STATED EXERCISE 1 ▸
Please duplicate the passage of the Escape performance review that runs from "The Escape’s fuel" to "Escape’s base engine.", word for word.

SOURCE TEXT ▸
----

2011 Ford Escape Performance
This performance review was created when the car was new. Some links may no longer point to an active page.
The Escape offers performance that is subpar even among SUVs. Acceleration is adequate at best, as is handling. Reviewers like the Escape’s refined six-speed automatic transmission, but comment on ride quality that is choppier than many competitors.
- "The Escape still isn't as calm-riding as the Toyota RAV4 or Honda CR-V, the two most dominant players in the segment." -- Car and Driver
- "Still, today's Escape rides rougher than newer rivals. Its handling isn't as fluid, its engines not particularly smooth. Poor isolation from road and mechanical vibration are additional geriatric drawbacks" -- Iguida
- "That new six speed goes out of its way to make the engine seem like a superstar. Combined with the anti-roll bar in the back, the new Escape V6 is... dare I say it? Kinda fun to drive. With the added power and defeated traction control, you can actually get a little tail happy with this thing." -- Jalopnik
Acceleration and Power
The base XLS Escape model comes with a 2.5-liter four-cylinder engine that makes 171 horsepower and is paired with a five-speed manual transmission or optional six-speed automatic. The XLT and Limited models come with the same engine but upgrade to the six-speed automatic transmission. They are also available with a 3.0-liter 240-horsepower V6, which is a $1,000 option. Reviewers however say that unless you plan on towing, the base engine should be powerful enough for most drivers.
The Escape’s fuel economy is good for its class. According to the EPA, a front-wheel drive (FWD) four-cylinder model should net 22/28 mpg city/highway with the manual transmission and 21/28 mpg with the optional automatic. All-wheel drive (AWD) four-cylinder models net 20/26 mpg with the automatic. The V6 FWD model is rated at 19/25 mpg, while the AWD model is rated at 18/23 mpg.
It’s difficult to find a competitor that has better fuel economy and costs less than the Escape, but the Hyundai Tucson does. It costs about $2,000 less and earns two more miles per gallon on the highway (its city fuel economy is the same as the Escape’s). Its 2.4-liter four-cylinder engine even boasts five more horsepower than the Escape’s base engine.

----

STATED EXERCISE 2 ▸
Set down the rows below exactly as they appear, from the line with "- point-indians: [943, 716, 962, 735]" to the line with "- point-iraq: [255, 458, 274, 477]", including both of those lines.

DATA TO USE ▸
----

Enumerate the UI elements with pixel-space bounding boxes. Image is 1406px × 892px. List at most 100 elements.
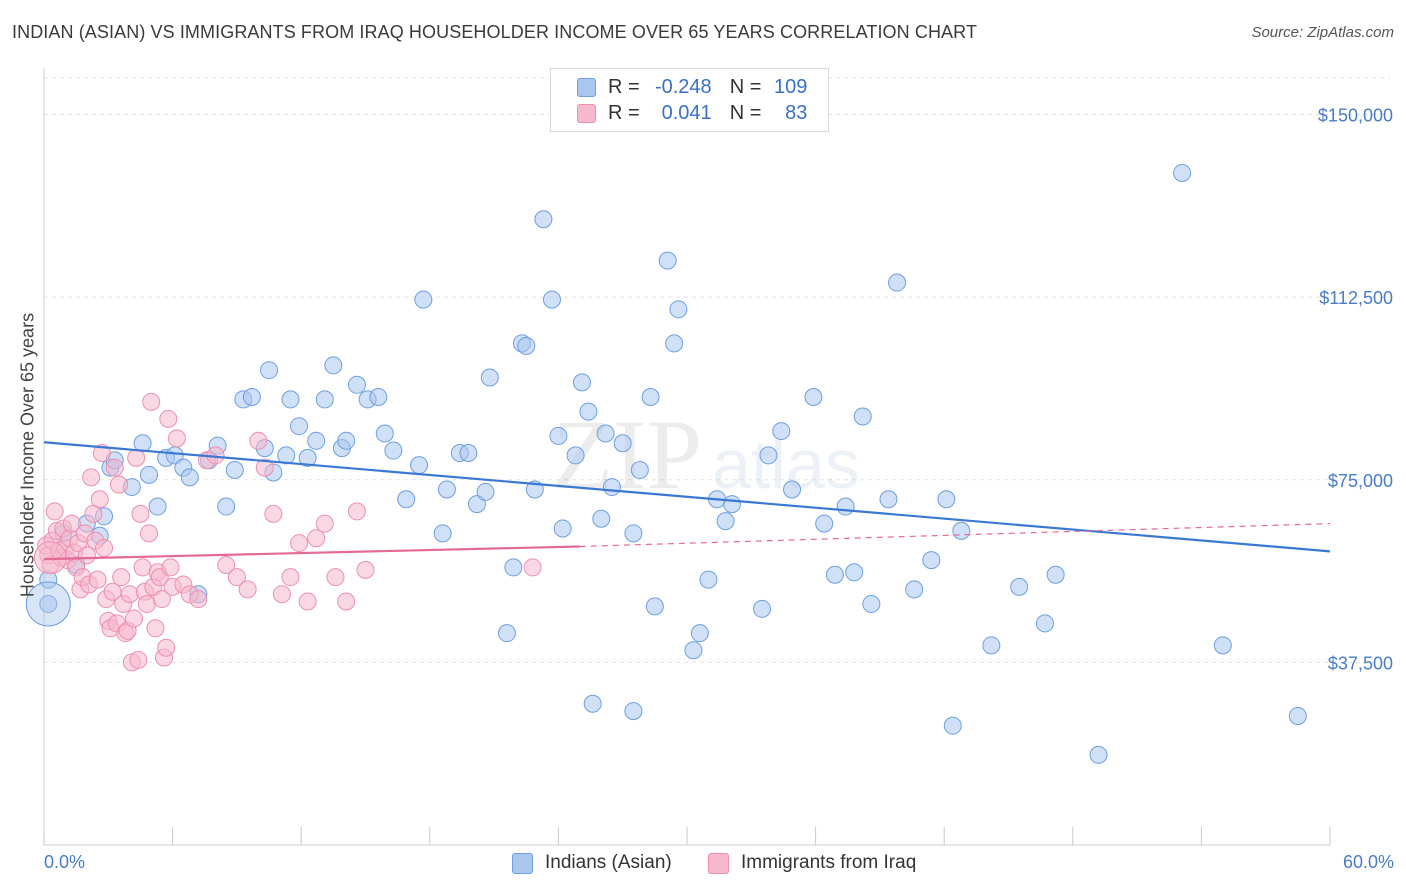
- point-indians: [943, 716, 962, 735]
- point-indians: [723, 495, 742, 514]
- chart-source: Source: ZipAtlas.com: [1251, 24, 1394, 41]
- series-legend-indians[interactable]: Indians (Asian): [512, 852, 672, 874]
- point-iraq: [45, 502, 64, 521]
- point-indians: [397, 490, 416, 509]
- point-iraq: [120, 585, 139, 604]
- point-indians: [242, 387, 261, 406]
- legend-n-value-indians: 109: [774, 75, 808, 98]
- point-indians: [476, 482, 495, 501]
- correlation-legend: R = -0.248 N = 109 R = 0.041 N = 83: [550, 68, 829, 132]
- point-indians: [504, 558, 523, 577]
- legend-swatch-indians: [577, 77, 596, 97]
- point-indians: [459, 443, 478, 462]
- series-label-indians: Indians (Asian): [545, 852, 672, 873]
- point-iraq: [152, 590, 171, 609]
- point-iraq: [131, 504, 150, 523]
- point-indians: [337, 431, 356, 450]
- point-indians: [39, 594, 58, 613]
- point-iraq: [159, 409, 178, 428]
- point-indians: [260, 361, 279, 380]
- point-iraq: [356, 560, 375, 579]
- point-indians: [845, 563, 864, 582]
- point-indians: [549, 426, 568, 445]
- y-tick-label: $37,500: [1328, 653, 1393, 673]
- legend-r-value-indians: -0.248: [654, 75, 712, 98]
- point-iraq: [347, 502, 366, 521]
- x-tick-label-min: 0.0%: [44, 852, 86, 872]
- legend-row-indians: R = -0.248 N = 109: [577, 75, 807, 99]
- point-iraq: [238, 580, 257, 599]
- point-indians: [596, 424, 615, 443]
- point-indians: [290, 417, 309, 436]
- point-indians: [25, 581, 71, 627]
- point-iraq: [264, 504, 283, 523]
- chart-title: INDIAN (ASIAN) VS IMMIGRANTS FROM IRAQ H…: [12, 22, 978, 42]
- point-indians: [624, 524, 643, 543]
- point-indians: [534, 210, 553, 229]
- point-indians: [665, 334, 684, 353]
- point-iraq: [140, 524, 159, 543]
- series-label-iraq: Immigrants from Iraq: [741, 852, 917, 873]
- y-axis-label: Householder Income Over 65 years: [17, 312, 38, 598]
- series-legend: Indians (Asian) Immigrants from Iraq: [0, 852, 1406, 878]
- point-iraq: [125, 609, 144, 628]
- point-iraq: [167, 429, 186, 448]
- point-indians: [602, 478, 621, 497]
- point-indians: [879, 490, 898, 509]
- point-iraq: [249, 431, 268, 450]
- legend-n-label: N =: [729, 101, 762, 124]
- point-iraq: [110, 475, 129, 494]
- point-indians: [669, 300, 688, 319]
- point-indians: [140, 465, 159, 484]
- point-indians: [952, 521, 971, 540]
- point-iraq: [255, 458, 274, 477]
- point-iraq: [315, 514, 334, 533]
- x-tick-label-max: 60.0%: [1342, 852, 1394, 872]
- point-indians: [753, 599, 772, 618]
- point-indians: [1213, 636, 1232, 655]
- point-indians: [298, 448, 317, 467]
- point-indians: [307, 431, 326, 450]
- point-iraq: [217, 555, 236, 574]
- point-iraq: [77, 546, 96, 565]
- point-indians: [324, 356, 343, 375]
- y-tick-label: $75,000: [1328, 471, 1393, 491]
- point-indians: [480, 368, 499, 387]
- trend-line-iraq-extension: [579, 522, 1331, 548]
- point-indians: [410, 456, 429, 475]
- point-indians: [148, 497, 167, 516]
- point-indians: [699, 570, 718, 589]
- point-iraq: [157, 638, 176, 657]
- point-indians: [905, 580, 924, 599]
- point-indians: [982, 636, 1001, 655]
- point-indians: [783, 480, 802, 499]
- point-indians: [836, 497, 855, 516]
- series-legend-iraq[interactable]: Immigrants from Iraq: [708, 852, 916, 874]
- data-points: [25, 163, 1307, 764]
- point-indians: [369, 387, 388, 406]
- trend-lines: [43, 441, 1331, 561]
- y-tick-label: $150,000: [1318, 106, 1393, 126]
- point-indians: [375, 424, 394, 443]
- point-indians: [467, 495, 486, 514]
- point-indians: [414, 290, 433, 309]
- point-indians: [613, 434, 632, 453]
- point-indians: [804, 387, 823, 406]
- legend-r-value-iraq: 0.041: [661, 101, 712, 124]
- point-indians: [277, 446, 296, 465]
- point-indians: [684, 641, 703, 660]
- point-iraq: [92, 443, 111, 462]
- point-iraq: [95, 538, 114, 557]
- point-iraq: [189, 590, 208, 609]
- point-indians: [853, 407, 872, 426]
- axes: [43, 68, 1331, 846]
- point-indians: [641, 387, 660, 406]
- point-indians: [1046, 565, 1065, 584]
- point-iraq: [129, 650, 148, 669]
- point-indians: [1089, 745, 1108, 764]
- legend-row-iraq: R = 0.041 N = 83: [577, 101, 807, 125]
- point-indians: [384, 441, 403, 460]
- point-indians: [437, 480, 456, 499]
- point-iraq: [105, 458, 124, 477]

----

WRITTEN SOLUTION 1 ▸
The Escape’s fuel economy is good for its class. According to the EPA, a front-wheel drive (FWD) four-cylinder model should net 22/28 mpg city/highway with the manual transmission and 21/28 mpg with the optional automatic. All-wheel drive (AWD) four-cylinder models net 20/26 mpg with the automatic. The V6 FWD model is rated at 19/25 mpg, while the AWD model is rated at 18/23 mpg.
It’s difficult to find a competitor that has better fuel economy and costs less than the Escape, but the Hyundai Tucson does. It costs about $2,000 less and earns two more miles per gallon on the highway (its city fuel economy is the same as the Escape’s). Its 2.4-liter four-cylinder engine even boasts five more horsepower than the Escape’s base engine.

WRITTEN SOLUTION 2 ▸
- point-indians: [943, 716, 962, 735]
- point-indians: [723, 495, 742, 514]
- chart-source: Source: ZipAtlas.com: [1251, 24, 1394, 41]
- series-legend-indians[interactable]: Indians (Asian): [512, 852, 672, 874]
- point-iraq: [45, 502, 64, 521]
- point-indians: [397, 490, 416, 509]
- point-iraq: [120, 585, 139, 604]
- point-indians: [242, 387, 261, 406]
- legend-n-value-indians: 109: [774, 75, 808, 98]
- point-indians: [476, 482, 495, 501]
- correlation-legend: R = -0.248 N = 109 R = 0.041 N = 83: [550, 68, 829, 132]
- point-indians: [504, 558, 523, 577]
- legend-swatch-indians: [577, 77, 596, 97]
- point-indians: [459, 443, 478, 462]
- series-label-indians: Indians (Asian): [545, 852, 672, 873]
- point-iraq: [152, 590, 171, 609]
- point-iraq: [131, 504, 150, 523]
- point-indians: [337, 431, 356, 450]
- point-indians: [39, 594, 58, 613]
- point-iraq: [159, 409, 178, 428]
- point-indians: [260, 361, 279, 380]
- point-iraq: [356, 560, 375, 579]
- point-indians: [845, 563, 864, 582]
- point-indians: [549, 426, 568, 445]
- y-tick-label: $37,500: [1328, 653, 1393, 673]
- legend-r-value-indians: -0.248: [654, 75, 712, 98]
- point-iraq: [347, 502, 366, 521]
- x-tick-label-min: 0.0%: [44, 852, 86, 872]
- legend-row-indians: R = -0.248 N = 109: [577, 75, 807, 99]
- point-iraq: [238, 580, 257, 599]
- point-indians: [596, 424, 615, 443]
- point-indians: [290, 417, 309, 436]
- point-indians: [25, 581, 71, 627]
- point-iraq: [264, 504, 283, 523]
- chart-title: INDIAN (ASIAN) VS IMMIGRANTS FROM IRAQ H…: [12, 22, 978, 42]
- point-indians: [624, 524, 643, 543]
- point-indians: [534, 210, 553, 229]
- point-indians: [665, 334, 684, 353]
- point-iraq: [140, 524, 159, 543]
- series-label-iraq: Immigrants from Iraq: [741, 852, 917, 873]
- y-axis-label: Householder Income Over 65 years: [17, 312, 38, 598]
- series-legend: Indians (Asian) Immigrants from Iraq: [0, 852, 1406, 878]
- point-iraq: [125, 609, 144, 628]
- point-iraq: [167, 429, 186, 448]
- point-indians: [602, 478, 621, 497]
- point-indians: [879, 490, 898, 509]
- point-iraq: [249, 431, 268, 450]
- legend-n-label: N =: [729, 101, 762, 124]
- point-iraq: [110, 475, 129, 494]
- point-indians: [669, 300, 688, 319]
- point-indians: [140, 465, 159, 484]
- point-indians: [952, 521, 971, 540]
- point-iraq: [255, 458, 274, 477]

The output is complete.